**INPUT RECORDS**
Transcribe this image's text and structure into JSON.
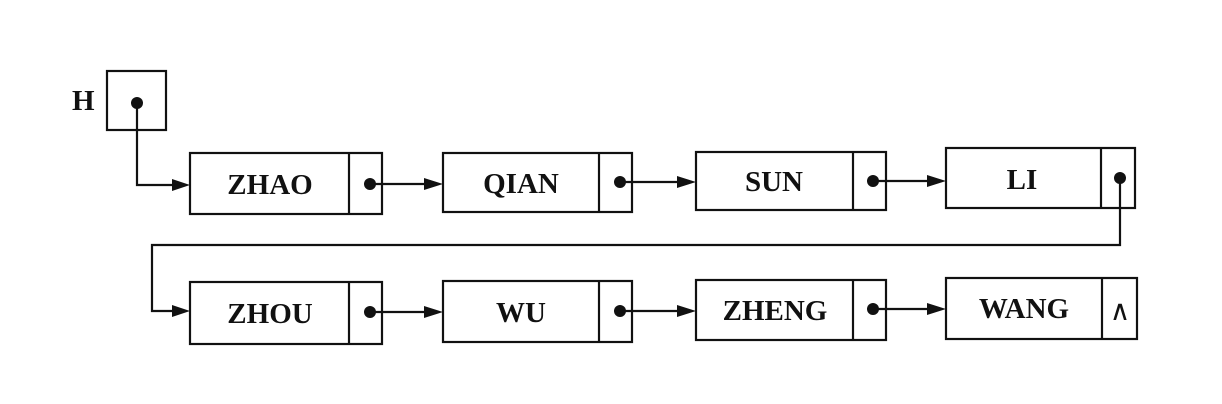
{
  "head": {
    "label": "H"
  },
  "nodes": [
    {
      "data": "ZHAO"
    },
    {
      "data": "QIAN"
    },
    {
      "data": "SUN"
    },
    {
      "data": "LI"
    },
    {
      "data": "ZHOU"
    },
    {
      "data": "WU"
    },
    {
      "data": "ZHENG"
    },
    {
      "data": "WANG",
      "null_symbol": "∧"
    }
  ]
}
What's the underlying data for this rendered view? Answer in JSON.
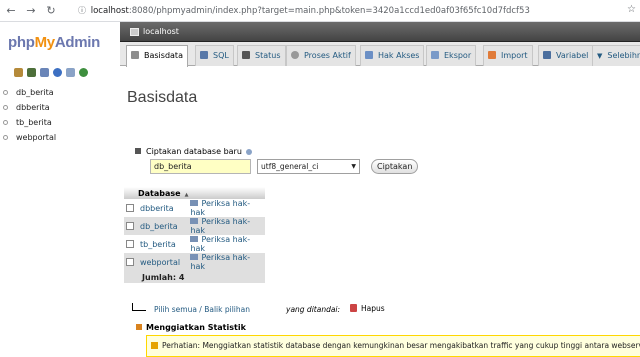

**TASK PROMPT**
Retype the records exactly. Any image in them should not appear in what you write.

**SOLUTION TO THIS EXERCISE**
Transcribe this image's text and structure into JSON.
{
  "head": {
    "label": "H"
  },
  "nodes": [
    {
      "data": "ZHAO"
    },
    {
      "data": "QIAN"
    },
    {
      "data": "SUN"
    },
    {
      "data": "LI"
    },
    {
      "data": "ZHOU"
    },
    {
      "data": "WU"
    },
    {
      "data": "ZHENG"
    },
    {
      "data": "WANG",
      "null_symbol": "∧"
    }
  ]
}
What's the underlying data for this rendered view? Answer in JSON.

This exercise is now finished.